Bild nicht mehr verfügbar.

Im August 2014 verantwortete sich Taboga in Graz vor Gericht.

Foto: AP/ Hans Punz

18. Juli 2008. Der SV Kapfenberg mit Dominique Taboga gastiert beim SV Ried (mit Andreas Bammer). Taboga kam auf Umwegen in die Bundesliga, er war nicht immer überragend, in diesem Fall aber schon.

Foto: APA/ Rubra

Dominique Taboga, "Schweres Foul – Im Labyrinth des schönsten Spiels der Welt". € 24,90 / 216 Seiten. Egoth-Verlag, Wien 2016

Wien – Franz Müller, Hans Maier, Christian Hackl, Ferdinand Bauer. Namen wie diese, die man sich eigentlich leicht merken sollte, können einem durchaus entfallen. Aber Dominique Taboga, der Name bleibt hängen. Taboga Island ist eine winzige vulkanische Insel im Golf von Panama, das wäre sehr weit hergeholt. Italien, wo die Tabogas vor vielen Generationen lebten, liegt schon näher. Dominique, das haben sich, vor etwas mehr als 34 Jahren, die Eltern ausgedacht. Den Zusammenhang allerdings, in dem sein Name, wo auch immer man ihn fallenlässt oder eingibt, seit mehr als drei Jahren auftaucht, diesen Zusammenhang hat Dominique Taboga sich selbst zuzuschreiben.

Der Name geht mit dem größten Wettskandal einher, der je den österreichischen Sport erschüttert hat. Am 27. November 2013 wurde Dominique Taboga verhaftet, drei Monate später wurde er lebenslang gesperrt. In einem Strafprozess wurde er zu insgesamt drei Jahren Haft, davon ein Jahr unbedingt, verurteilt. Sechs weitere Angeklagte, unter ihnen der ehemalige Teamstürmer Sanel K., erhielten teils unbedingte Strafen von einem Jahr bis zu fünf Jahren. Fünf Fußballer und fünf weitere Personen hatten von 2004 bis 2013 versucht, insgesamt 18 Bundesligapartien zu manipulieren.

Es war 2005, als sich Taboga, damals bei DSV Leoben, anstiften ließ. Er gibt zu, die Aussicht auf das große, schnelle Geld habe ihn gelockt. Der Versuchung, mehrere Tausend statt 600 Euro pro Partie zu verdienen, konnte er nicht widerstehen. Eine dramatische Wendung erfuhr die Geschichte, als Mittäter ihn zu erpressen begannen, mit der Drohung, seine Rolle öffentlich zu machen, mit der Drohung auch, seiner Familie etwas anzutun. Taboga zahlte zunächst, irgendwann ging ihm das Geld aus, er griff in die Grödiger Mannschaftskasse, der Druck wurde immer größer, am Ende sah er keinen anderen Ausweg mehr, als zur Polizei zu gehen. Da stellte er sich zunächst nur als Opfer dar, doch bald war den Ermittlern klar, dass sie auch gegen Taboga zu ermitteln hatten. Er wurde verhaftet, saß zwei Monate in Untersuchungshaft.
··········
Zu bearbeitende Aufgaben:
[A] An welchem Datum wurde Dominique Taboga laut dem Textauszug über den Wettskandal verhaftet?
[B] Fassen Sie den Textauszug über den Wettskandal in zwei Sätzen zusammen.
[C] Setzen Sie den Textauszug über den Wettskandal nach seinem letzten Satz fort.

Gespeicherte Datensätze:
··········
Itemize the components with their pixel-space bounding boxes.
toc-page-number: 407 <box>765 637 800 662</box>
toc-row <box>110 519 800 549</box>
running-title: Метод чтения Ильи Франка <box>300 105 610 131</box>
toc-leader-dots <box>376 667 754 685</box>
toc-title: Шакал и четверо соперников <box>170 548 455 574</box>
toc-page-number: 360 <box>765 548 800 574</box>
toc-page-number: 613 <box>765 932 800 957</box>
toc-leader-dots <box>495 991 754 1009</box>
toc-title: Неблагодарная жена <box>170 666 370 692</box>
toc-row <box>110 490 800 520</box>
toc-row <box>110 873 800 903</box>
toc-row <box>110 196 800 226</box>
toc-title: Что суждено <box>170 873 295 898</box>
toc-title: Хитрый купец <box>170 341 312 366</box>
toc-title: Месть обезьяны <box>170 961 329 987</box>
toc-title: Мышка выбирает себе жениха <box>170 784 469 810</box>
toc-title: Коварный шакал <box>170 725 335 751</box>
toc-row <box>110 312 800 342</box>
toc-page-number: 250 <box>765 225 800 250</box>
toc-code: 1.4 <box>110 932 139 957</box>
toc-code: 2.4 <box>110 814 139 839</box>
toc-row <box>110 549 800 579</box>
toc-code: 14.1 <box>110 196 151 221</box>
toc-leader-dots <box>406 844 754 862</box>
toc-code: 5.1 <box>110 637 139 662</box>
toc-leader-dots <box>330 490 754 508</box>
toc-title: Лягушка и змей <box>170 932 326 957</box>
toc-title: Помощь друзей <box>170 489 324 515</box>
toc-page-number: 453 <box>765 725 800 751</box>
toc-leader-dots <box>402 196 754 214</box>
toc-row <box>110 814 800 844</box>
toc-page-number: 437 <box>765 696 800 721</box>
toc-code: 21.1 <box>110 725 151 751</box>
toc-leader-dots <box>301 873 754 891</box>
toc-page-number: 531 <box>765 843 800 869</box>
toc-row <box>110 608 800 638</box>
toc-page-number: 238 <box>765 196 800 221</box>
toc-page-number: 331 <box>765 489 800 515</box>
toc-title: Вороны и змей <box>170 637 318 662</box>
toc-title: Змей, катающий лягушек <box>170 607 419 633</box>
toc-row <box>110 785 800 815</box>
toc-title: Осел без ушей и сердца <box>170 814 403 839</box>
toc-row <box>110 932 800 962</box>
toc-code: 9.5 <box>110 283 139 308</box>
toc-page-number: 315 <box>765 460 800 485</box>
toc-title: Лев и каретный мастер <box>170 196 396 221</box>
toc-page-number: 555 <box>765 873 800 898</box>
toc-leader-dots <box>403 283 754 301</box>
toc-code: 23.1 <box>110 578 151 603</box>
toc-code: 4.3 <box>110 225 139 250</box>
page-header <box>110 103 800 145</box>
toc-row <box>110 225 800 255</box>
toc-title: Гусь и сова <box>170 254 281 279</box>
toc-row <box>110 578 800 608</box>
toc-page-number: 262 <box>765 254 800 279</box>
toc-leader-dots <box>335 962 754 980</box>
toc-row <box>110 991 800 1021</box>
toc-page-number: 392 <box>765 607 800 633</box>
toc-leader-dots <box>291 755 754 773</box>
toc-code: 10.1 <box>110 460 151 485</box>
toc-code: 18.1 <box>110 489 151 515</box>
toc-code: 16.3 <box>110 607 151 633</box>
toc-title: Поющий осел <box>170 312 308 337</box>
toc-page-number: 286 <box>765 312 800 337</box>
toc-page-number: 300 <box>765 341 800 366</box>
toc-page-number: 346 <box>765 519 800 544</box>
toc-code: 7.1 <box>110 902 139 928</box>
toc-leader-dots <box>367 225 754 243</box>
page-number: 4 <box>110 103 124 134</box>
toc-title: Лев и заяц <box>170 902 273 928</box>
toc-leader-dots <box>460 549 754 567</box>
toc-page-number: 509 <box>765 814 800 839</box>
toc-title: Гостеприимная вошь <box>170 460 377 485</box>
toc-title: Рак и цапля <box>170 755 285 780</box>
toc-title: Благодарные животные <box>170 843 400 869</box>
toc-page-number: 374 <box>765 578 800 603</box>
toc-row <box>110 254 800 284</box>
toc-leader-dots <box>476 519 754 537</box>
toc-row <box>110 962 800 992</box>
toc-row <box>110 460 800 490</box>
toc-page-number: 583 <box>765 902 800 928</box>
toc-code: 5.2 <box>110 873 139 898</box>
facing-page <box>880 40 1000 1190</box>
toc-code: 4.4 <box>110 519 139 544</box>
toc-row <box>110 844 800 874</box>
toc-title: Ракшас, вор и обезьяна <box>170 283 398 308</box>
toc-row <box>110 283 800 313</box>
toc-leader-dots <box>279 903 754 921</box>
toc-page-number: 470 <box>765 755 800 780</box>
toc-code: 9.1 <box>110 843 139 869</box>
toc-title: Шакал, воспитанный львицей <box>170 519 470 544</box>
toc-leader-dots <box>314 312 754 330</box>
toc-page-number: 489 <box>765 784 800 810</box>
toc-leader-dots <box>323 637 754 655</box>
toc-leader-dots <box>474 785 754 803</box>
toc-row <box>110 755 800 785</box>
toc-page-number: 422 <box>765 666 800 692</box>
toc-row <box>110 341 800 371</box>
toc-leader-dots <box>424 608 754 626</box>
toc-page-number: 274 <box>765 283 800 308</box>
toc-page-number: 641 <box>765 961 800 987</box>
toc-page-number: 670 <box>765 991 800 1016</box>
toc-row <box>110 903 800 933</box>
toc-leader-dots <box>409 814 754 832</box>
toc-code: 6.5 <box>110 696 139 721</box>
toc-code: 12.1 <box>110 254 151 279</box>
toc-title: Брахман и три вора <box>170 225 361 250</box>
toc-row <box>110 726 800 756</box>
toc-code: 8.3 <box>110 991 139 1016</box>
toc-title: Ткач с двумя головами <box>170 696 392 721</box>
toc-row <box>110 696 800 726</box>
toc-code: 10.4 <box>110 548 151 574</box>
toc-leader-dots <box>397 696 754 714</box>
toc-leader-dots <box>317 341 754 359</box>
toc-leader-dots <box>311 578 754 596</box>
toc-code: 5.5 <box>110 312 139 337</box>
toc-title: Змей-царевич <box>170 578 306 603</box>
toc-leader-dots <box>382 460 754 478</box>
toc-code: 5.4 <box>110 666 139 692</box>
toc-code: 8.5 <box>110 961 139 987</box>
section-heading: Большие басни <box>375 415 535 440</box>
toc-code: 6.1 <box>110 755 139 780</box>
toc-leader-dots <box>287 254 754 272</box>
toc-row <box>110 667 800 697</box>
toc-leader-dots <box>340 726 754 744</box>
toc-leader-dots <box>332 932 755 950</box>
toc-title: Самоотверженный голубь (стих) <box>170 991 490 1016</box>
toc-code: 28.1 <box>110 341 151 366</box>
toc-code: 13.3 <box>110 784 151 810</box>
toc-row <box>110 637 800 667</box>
··········
Lösungen:
[A] Am 27. November 2013.

[B] Dominique Taboga ist mit dem größten Wettskandal des österreichischen Sports verbunden: Er wurde am 27. November 2013 verhaftet, lebenslang gesperrt und zu insgesamt drei Jahren Haft verurteilt, davon ein Jahr unbedingt. 2005 ließ er sich, vom schnellen Geld gelockt, anstiften, wurde später von Mittätern erpresst und ging schließlich zur Polizei, wo den Ermittlern bald klar wurde, dass sie auch gegen ihn ermitteln mussten.

[C]
Kontakt mit Kohl

Nun sitzt Dominique Taboga in einem Kaffeehaus beim Wiener Westbahnhof, er ist aus Salzburg gekommen. Vor ihm liegt ein Tag mit Medienterminen, es gilt, das Buch zu promoten, das er geschrieben hat, Titel: Schweres Foul. Wenn er jetzt über den Wettskandal und seine Rolle redet, spricht Taboga von einem "schweren Fehler". Am Ende des Gesprächs wird er sagen, dass er einmal mit Bernhard Kohl in Kontakt war, dem ehemaligen Radprofi, der eine vielversprechende Karriere mit einem positiven Dopingtest beendete. Man habe festgestellt, "dass wir beide Betrüger gewesen sind". Kohl sagte, auch Taboga werde "eine zweite Chance bekommen. Aber die musst du dann auch nützen."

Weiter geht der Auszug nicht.